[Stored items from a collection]
..............................
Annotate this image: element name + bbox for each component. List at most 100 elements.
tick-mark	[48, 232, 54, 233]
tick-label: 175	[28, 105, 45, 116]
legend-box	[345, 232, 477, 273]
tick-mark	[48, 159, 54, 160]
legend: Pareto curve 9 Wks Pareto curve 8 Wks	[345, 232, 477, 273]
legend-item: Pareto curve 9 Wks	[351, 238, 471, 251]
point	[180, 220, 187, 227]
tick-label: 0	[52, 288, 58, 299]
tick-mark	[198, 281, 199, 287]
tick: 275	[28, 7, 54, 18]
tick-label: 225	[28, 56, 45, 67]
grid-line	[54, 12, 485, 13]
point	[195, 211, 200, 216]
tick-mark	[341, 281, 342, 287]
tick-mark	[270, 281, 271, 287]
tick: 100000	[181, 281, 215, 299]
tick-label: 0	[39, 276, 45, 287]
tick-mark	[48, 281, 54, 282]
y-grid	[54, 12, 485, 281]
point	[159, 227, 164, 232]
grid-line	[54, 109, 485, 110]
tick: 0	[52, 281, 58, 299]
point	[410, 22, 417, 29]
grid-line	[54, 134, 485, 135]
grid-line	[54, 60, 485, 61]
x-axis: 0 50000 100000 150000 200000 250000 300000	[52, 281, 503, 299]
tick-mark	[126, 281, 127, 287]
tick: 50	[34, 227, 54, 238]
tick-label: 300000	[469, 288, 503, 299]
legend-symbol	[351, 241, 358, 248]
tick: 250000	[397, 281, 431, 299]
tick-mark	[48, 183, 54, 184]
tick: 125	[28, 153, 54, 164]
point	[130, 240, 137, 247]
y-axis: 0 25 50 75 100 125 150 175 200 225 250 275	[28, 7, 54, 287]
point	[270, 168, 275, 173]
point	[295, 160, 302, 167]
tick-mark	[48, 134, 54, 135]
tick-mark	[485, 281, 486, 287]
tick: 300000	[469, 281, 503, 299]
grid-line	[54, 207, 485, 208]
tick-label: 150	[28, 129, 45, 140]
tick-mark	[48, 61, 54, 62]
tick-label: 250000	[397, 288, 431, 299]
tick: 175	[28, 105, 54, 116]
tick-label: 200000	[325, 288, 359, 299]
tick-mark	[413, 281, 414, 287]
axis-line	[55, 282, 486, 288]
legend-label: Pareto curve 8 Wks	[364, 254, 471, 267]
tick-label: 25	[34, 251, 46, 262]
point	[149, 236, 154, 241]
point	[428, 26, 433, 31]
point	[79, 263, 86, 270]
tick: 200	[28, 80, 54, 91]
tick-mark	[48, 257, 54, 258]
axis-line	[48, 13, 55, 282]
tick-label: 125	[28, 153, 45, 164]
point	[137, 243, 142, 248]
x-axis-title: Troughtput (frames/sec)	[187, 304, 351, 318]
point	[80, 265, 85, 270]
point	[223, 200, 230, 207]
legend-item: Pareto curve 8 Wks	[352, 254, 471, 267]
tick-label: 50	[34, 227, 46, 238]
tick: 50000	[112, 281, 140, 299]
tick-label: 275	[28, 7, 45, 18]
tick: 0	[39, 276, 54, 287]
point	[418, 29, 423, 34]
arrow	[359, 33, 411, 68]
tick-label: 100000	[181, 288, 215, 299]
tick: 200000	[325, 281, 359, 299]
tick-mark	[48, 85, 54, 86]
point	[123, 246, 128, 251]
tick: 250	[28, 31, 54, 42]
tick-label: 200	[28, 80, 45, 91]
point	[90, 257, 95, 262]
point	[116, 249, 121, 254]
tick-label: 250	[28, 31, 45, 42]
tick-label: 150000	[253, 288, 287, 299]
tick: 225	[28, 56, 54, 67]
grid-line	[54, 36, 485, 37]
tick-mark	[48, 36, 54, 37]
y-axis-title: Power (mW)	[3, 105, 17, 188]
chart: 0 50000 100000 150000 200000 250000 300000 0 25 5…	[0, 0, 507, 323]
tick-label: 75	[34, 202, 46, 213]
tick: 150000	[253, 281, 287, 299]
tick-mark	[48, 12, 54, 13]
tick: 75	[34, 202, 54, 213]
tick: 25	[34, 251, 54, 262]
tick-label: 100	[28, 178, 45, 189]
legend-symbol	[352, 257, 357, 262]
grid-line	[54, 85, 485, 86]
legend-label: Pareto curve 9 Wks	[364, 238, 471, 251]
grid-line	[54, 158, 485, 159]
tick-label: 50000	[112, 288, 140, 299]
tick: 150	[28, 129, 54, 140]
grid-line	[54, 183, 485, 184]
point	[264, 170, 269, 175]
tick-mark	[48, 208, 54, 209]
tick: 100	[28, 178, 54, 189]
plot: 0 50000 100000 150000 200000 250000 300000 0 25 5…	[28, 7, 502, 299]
..............................
* Set task
Rewrite the items above with every "Pareto curve" changed to "Pareto front", leaving everything else as it is.

* Result
Annotate this image: element name + bbox for each component. List at most 100 elements.
tick-mark	[48, 232, 54, 233]
tick-label: 175	[28, 105, 45, 116]
legend-box	[345, 232, 477, 273]
tick-mark	[48, 159, 54, 160]
legend: Pareto front 9 Wks Pareto front 8 Wks	[345, 232, 477, 273]
legend-item: Pareto front 9 Wks	[351, 238, 471, 251]
point	[180, 220, 187, 227]
tick-label: 0	[52, 288, 58, 299]
tick-mark	[198, 281, 199, 287]
tick: 275	[28, 7, 54, 18]
tick-label: 225	[28, 56, 45, 67]
grid-line	[54, 12, 485, 13]
point	[195, 211, 200, 216]
tick-mark	[341, 281, 342, 287]
tick-mark	[270, 281, 271, 287]
tick: 100000	[181, 281, 215, 299]
tick-label: 0	[39, 276, 45, 287]
tick-mark	[48, 281, 54, 282]
y-grid	[54, 12, 485, 281]
point	[159, 227, 164, 232]
grid-line	[54, 109, 485, 110]
tick: 0	[52, 281, 58, 299]
point	[410, 22, 417, 29]
grid-line	[54, 134, 485, 135]
grid-line	[54, 60, 485, 61]
x-axis: 0 50000 100000 150000 200000 250000 300000	[52, 281, 503, 299]
tick-mark	[126, 281, 127, 287]
tick: 50	[34, 227, 54, 238]
tick-label: 300000	[469, 288, 503, 299]
legend-symbol	[351, 241, 358, 248]
tick: 250000	[397, 281, 431, 299]
tick-mark	[48, 183, 54, 184]
tick: 125	[28, 153, 54, 164]
point	[130, 240, 137, 247]
y-axis: 0 25 50 75 100 125 150 175 200 225 250 275	[28, 7, 54, 287]
point	[270, 168, 275, 173]
point	[295, 160, 302, 167]
tick-mark	[48, 134, 54, 135]
tick-mark	[485, 281, 486, 287]
tick: 300000	[469, 281, 503, 299]
grid-line	[54, 207, 485, 208]
tick-label: 150	[28, 129, 45, 140]
tick-mark	[48, 61, 54, 62]
tick-label: 250000	[397, 288, 431, 299]
tick: 175	[28, 105, 54, 116]
tick-label: 200000	[325, 288, 359, 299]
tick-mark	[413, 281, 414, 287]
axis-line	[55, 282, 486, 288]
legend-label: Pareto front 8 Wks	[364, 254, 471, 267]
tick-label: 25	[34, 251, 46, 262]
point	[149, 236, 154, 241]
point	[428, 26, 433, 31]
point	[79, 263, 86, 270]
tick: 200	[28, 80, 54, 91]
tick-mark	[48, 257, 54, 258]
axis-line	[48, 13, 55, 282]
tick-label: 125	[28, 153, 45, 164]
point	[137, 243, 142, 248]
x-axis-title: Troughtput (frames/sec)	[187, 304, 351, 318]
point	[80, 265, 85, 270]
point	[223, 200, 230, 207]
legend-item: Pareto front 8 Wks	[352, 254, 471, 267]
tick-label: 50	[34, 227, 46, 238]
tick: 50000	[112, 281, 140, 299]
tick-label: 275	[28, 7, 45, 18]
tick: 0	[39, 276, 54, 287]
point	[418, 29, 423, 34]
arrow	[359, 33, 411, 68]
tick-label: 100000	[181, 288, 215, 299]
tick: 200000	[325, 281, 359, 299]
tick-mark	[48, 85, 54, 86]
point	[123, 246, 128, 251]
tick: 250	[28, 31, 54, 42]
tick-label: 200	[28, 80, 45, 91]
point	[90, 257, 95, 262]
point	[116, 249, 121, 254]
tick-label: 250	[28, 31, 45, 42]
tick-label: 150000	[253, 288, 287, 299]
tick: 225	[28, 56, 54, 67]
grid-line	[54, 36, 485, 37]
tick-mark	[48, 36, 54, 37]
y-axis-title: Power (mW)	[3, 105, 17, 188]
chart: 0 50000 100000 150000 200000 250000 300000 0 25 5…	[0, 0, 507, 323]
tick-label: 75	[34, 202, 46, 213]
tick: 150000	[253, 281, 287, 299]
tick-mark	[48, 12, 54, 13]
tick: 75	[34, 202, 54, 213]
tick: 25	[34, 251, 54, 262]
tick-label: 100	[28, 178, 45, 189]
legend-symbol	[352, 257, 357, 262]
grid-line	[54, 85, 485, 86]
legend-label: Pareto front 9 Wks	[364, 238, 471, 251]
grid-line	[54, 158, 485, 159]
tick-label: 50000	[112, 288, 140, 299]
tick: 150	[28, 129, 54, 140]
grid-line	[54, 183, 485, 184]
point	[264, 170, 269, 175]
tick-mark	[48, 208, 54, 209]
tick: 100	[28, 178, 54, 189]
plot: 0 50000 100000 150000 200000 250000 300000 0 25 5…	[28, 7, 502, 299]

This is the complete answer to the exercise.